• [WHAT IS BEING ASKED]: List each line of the items below that contains the string "radio".

• [RECORDS FOR THIS EXERCISE]:
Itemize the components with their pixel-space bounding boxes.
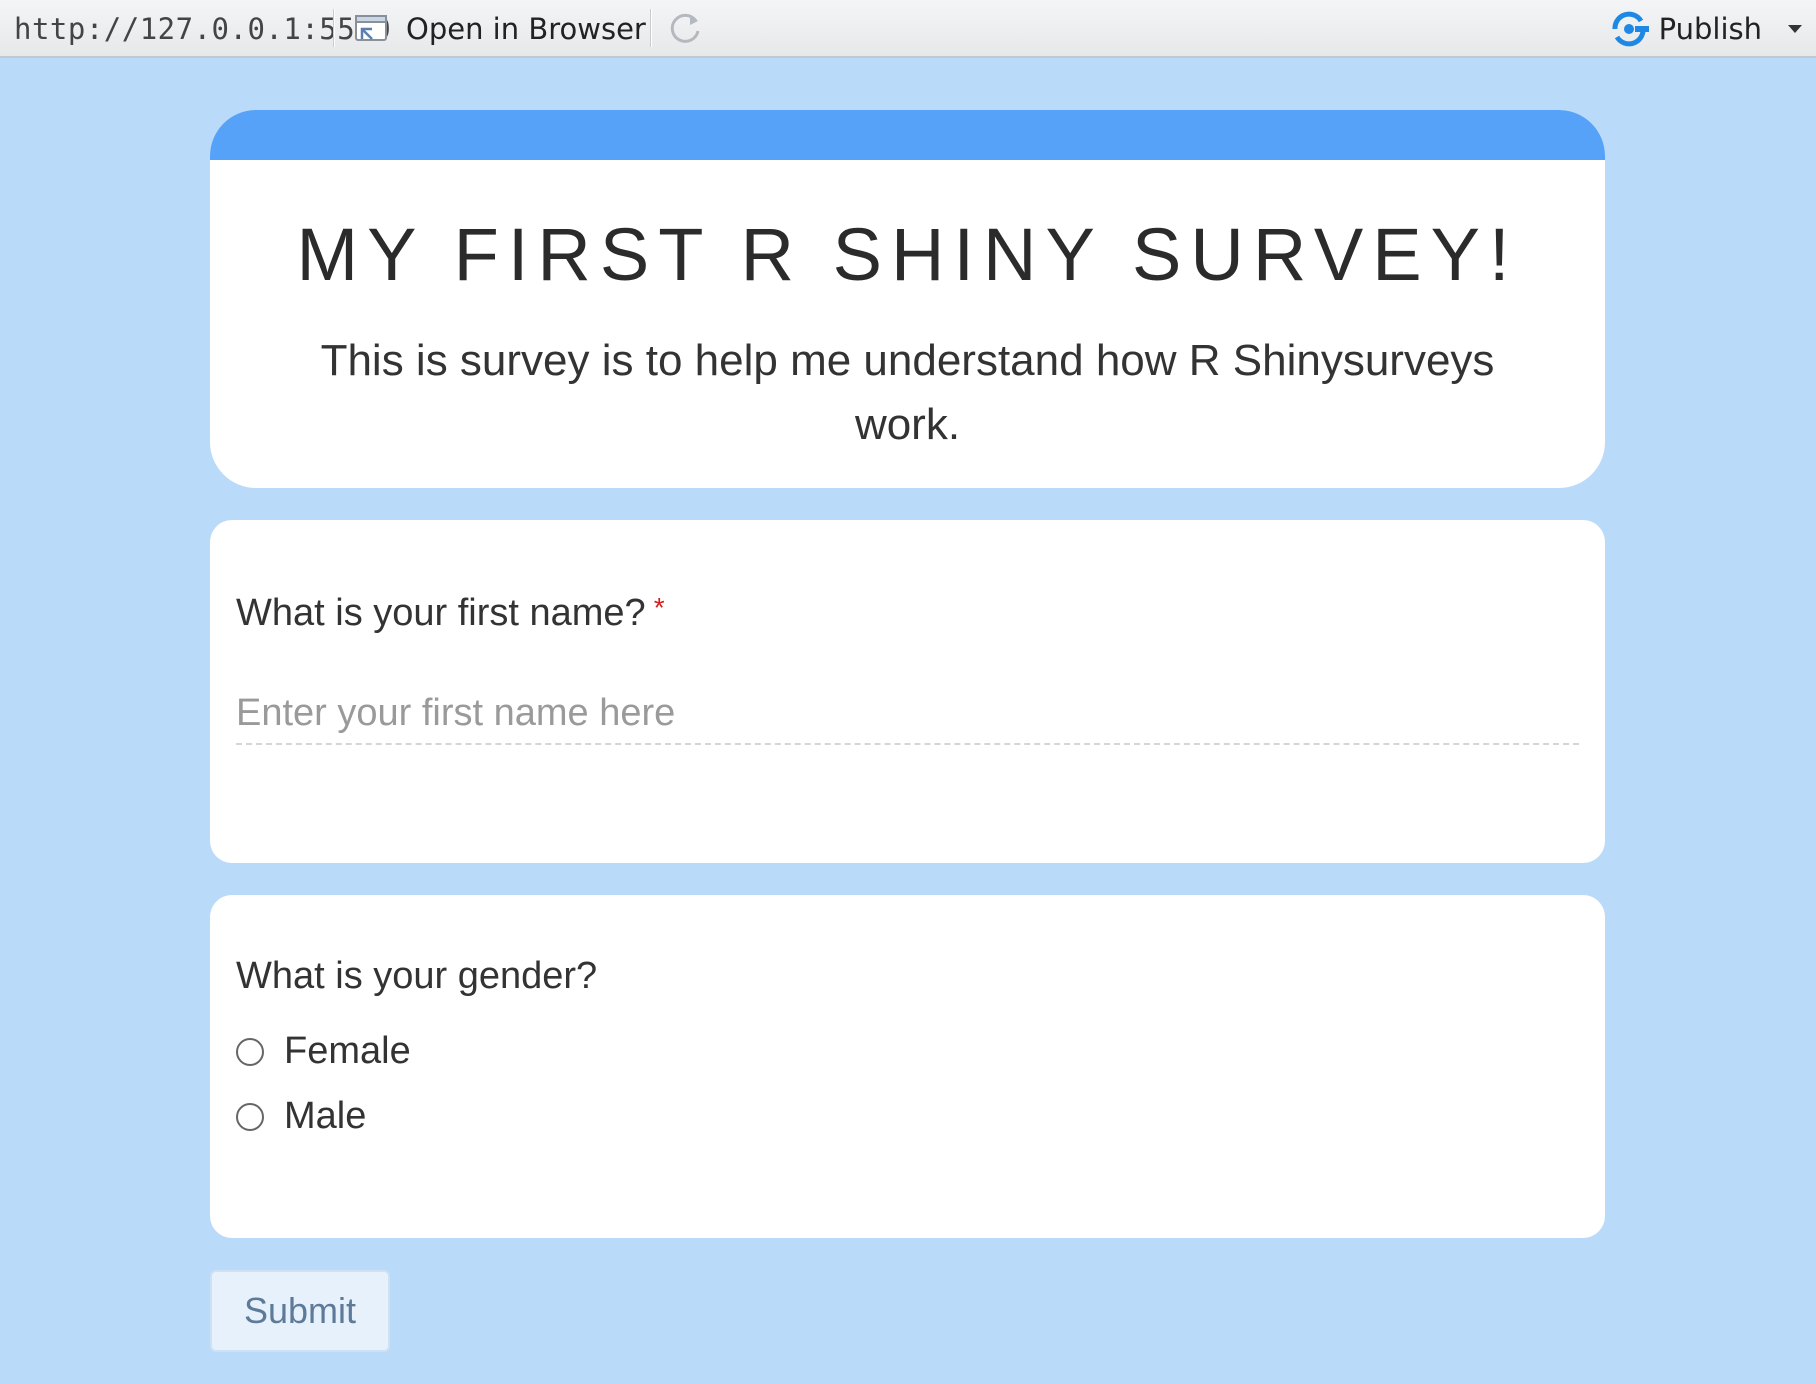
radio-option-male[interactable]: Male [236,1095,366,1138]
first-name-input[interactable] [236,683,1579,745]
question-card-first-name: What is your first name? * [210,520,1605,863]
publish-button[interactable]: Publish [1609,8,1802,50]
required-marker: * [653,592,665,623]
question-text: What is your gender? [236,955,598,997]
survey-header-card: MY FIRST R SHINY SURVEY! This is survey … [210,110,1605,488]
open-in-browser-icon [355,15,387,41]
refresh-icon[interactable] [665,9,705,49]
question-text: What is your first name? [236,592,646,634]
toolbar-divider [333,9,334,47]
open-in-browser-label: Open in Browser [406,12,646,46]
question-card-gender: What is your gender? Female Male [210,895,1605,1238]
radio-button[interactable] [236,1102,264,1131]
publish-label: Publish [1658,12,1762,46]
header-accent-bar [210,110,1605,160]
submit-button[interactable]: Submit [210,1270,390,1352]
survey-title: MY FIRST R SHINY SURVEY! [296,213,1519,296]
publish-icon [1612,11,1649,47]
url-text: http://127.0.0.1:5540 [14,12,392,46]
open-in-browser-button[interactable]: Open in Browser [352,8,646,50]
survey-description: This is survey is to help me understand … [320,336,1495,449]
viewer-toolbar: http://127.0.0.1:5540 Open in Browser Pu… [0,0,1816,58]
radio-label: Female [284,1030,411,1072]
toolbar-divider [650,9,651,47]
chevron-down-icon[interactable] [1788,25,1802,33]
question-label: What is your first name? * [236,592,665,635]
radio-button[interactable] [236,1037,264,1066]
radio-label: Male [284,1095,367,1137]
radio-option-female[interactable]: Female [236,1030,411,1073]
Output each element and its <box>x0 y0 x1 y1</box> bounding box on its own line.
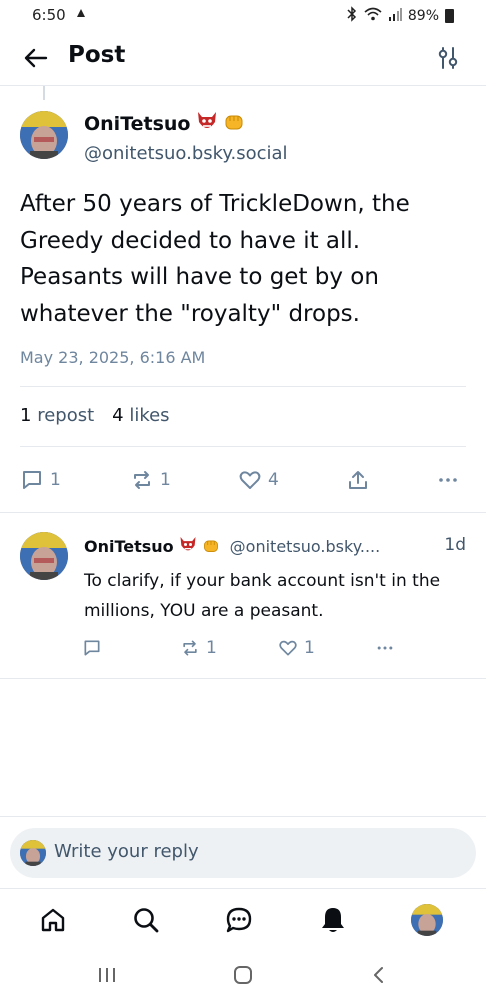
divider <box>0 512 486 513</box>
more-dots-icon <box>377 646 393 650</box>
chevron-left-icon <box>374 967 383 983</box>
home-system-button[interactable] <box>228 962 258 988</box>
reply-timestamp: 1d <box>444 535 466 555</box>
reply-author-name: OniTetsuo <box>84 537 174 556</box>
likes-count: 4 <box>112 405 124 426</box>
battery-icon <box>445 9 454 23</box>
reply-button[interactable]: 1 <box>20 468 61 492</box>
reply-like-button[interactable]: 1 <box>278 638 315 658</box>
divider <box>0 678 486 679</box>
fist-icon <box>223 110 245 137</box>
reposts-label: repost <box>37 405 95 426</box>
battery-percent: 89% <box>407 8 439 24</box>
back-button[interactable] <box>20 42 52 74</box>
status-time: 6:50 <box>32 6 66 24</box>
more-options-button[interactable] <box>436 468 460 492</box>
nav-profile[interactable] <box>410 903 444 937</box>
signal-icon <box>388 7 402 25</box>
oni-mask-icon <box>195 110 219 137</box>
bluetooth-icon <box>346 6 358 26</box>
avatar[interactable] <box>20 111 68 159</box>
avatar <box>411 904 443 936</box>
wifi-icon <box>364 7 382 25</box>
reply-body-text: To clarify, if your bank account isn't i… <box>84 571 441 621</box>
reply-repost-count: 1 <box>206 638 217 658</box>
likes-stat[interactable]: 4 likes <box>112 405 169 426</box>
nav-notifications[interactable] <box>316 903 350 937</box>
reply-composer-placeholder: Write your reply <box>54 841 199 862</box>
reply-count: 1 <box>50 470 61 490</box>
reply-like-count: 1 <box>304 638 315 658</box>
nav-home[interactable] <box>36 903 70 937</box>
bottom-nav <box>0 888 486 950</box>
like-button[interactable]: 4 <box>238 468 279 492</box>
reply-author[interactable]: OniTetsuo @onitetsuo.bsky.... <box>84 535 380 558</box>
avatar[interactable] <box>20 532 68 580</box>
system-nav-bar <box>0 950 486 1000</box>
reposts-count: 1 <box>20 405 32 426</box>
arrow-left-icon <box>24 48 48 68</box>
reply-bubble-icon <box>23 471 41 489</box>
thread-connector-line <box>43 86 45 100</box>
sliders-icon <box>438 47 458 69</box>
back-system-button[interactable] <box>364 962 394 988</box>
nav-search[interactable] <box>129 903 163 937</box>
share-button[interactable] <box>346 468 370 492</box>
home-icon <box>41 908 65 932</box>
reply-author-handle: @onitetsuo.bsky.... <box>229 537 381 556</box>
reply-bubble-icon <box>84 640 100 656</box>
like-count: 4 <box>268 470 279 490</box>
reposts-stat[interactable]: 1 repost <box>20 405 94 426</box>
likes-label: likes <box>129 405 170 426</box>
search-icon <box>134 908 159 933</box>
repost-button[interactable]: 1 <box>130 468 171 492</box>
post-author-handle[interactable]: @onitetsuo.bsky.social <box>84 143 288 164</box>
app-notification-icon <box>74 6 88 24</box>
reply-more-options-button[interactable] <box>374 638 396 658</box>
divider <box>20 446 466 447</box>
reply-repost-button[interactable]: 1 <box>180 638 217 658</box>
post-stats: 1 repost 4 likes <box>20 405 170 426</box>
repost-count: 1 <box>160 470 171 490</box>
status-bar: 6:50 89% <box>0 0 486 32</box>
author-name-text: OniTetsuo <box>84 112 191 135</box>
repost-icon <box>183 640 197 656</box>
recent-apps-button[interactable] <box>92 962 122 988</box>
post-body-text: After 50 years of TrickleDown, the Greed… <box>20 191 410 327</box>
bell-icon <box>322 908 344 932</box>
status-indicators: 89% <box>346 6 454 26</box>
fist-icon <box>202 536 220 558</box>
divider <box>20 386 466 387</box>
reply-composer[interactable]: Write your reply <box>10 828 476 878</box>
nav-messages[interactable] <box>222 903 256 937</box>
reply-reply-button[interactable] <box>82 638 102 658</box>
chat-bubble-icon <box>226 907 252 933</box>
divider <box>0 816 486 817</box>
heart-icon <box>239 471 261 489</box>
share-icon <box>349 471 367 489</box>
heart-icon <box>279 640 297 656</box>
more-dots-icon <box>439 478 457 482</box>
post-author-name[interactable]: OniTetsuo <box>84 110 245 137</box>
recent-apps-icon <box>99 968 115 982</box>
thread-settings-button[interactable] <box>434 44 462 72</box>
repost-icon <box>134 471 150 489</box>
top-header: Post <box>0 32 486 86</box>
home-circle-icon <box>234 966 252 984</box>
oni-mask-icon <box>178 535 198 558</box>
page-title: Post <box>68 42 126 68</box>
avatar <box>20 840 46 866</box>
post-timestamp: May 23, 2025, 6:16 AM <box>20 348 206 367</box>
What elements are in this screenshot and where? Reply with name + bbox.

• [SOLUTION TO THE EXERCISE]:
radio-option-male[interactable]: Male [236,1095,366,1138]
radio-button[interactable] [236,1102,264,1131]
radio-label: Female [284,1030,411,1072]
radio-button[interactable] [236,1037,264,1066]
radio-label: Male [284,1095,367,1137]
radio-option-female[interactable]: Female [236,1030,411,1073]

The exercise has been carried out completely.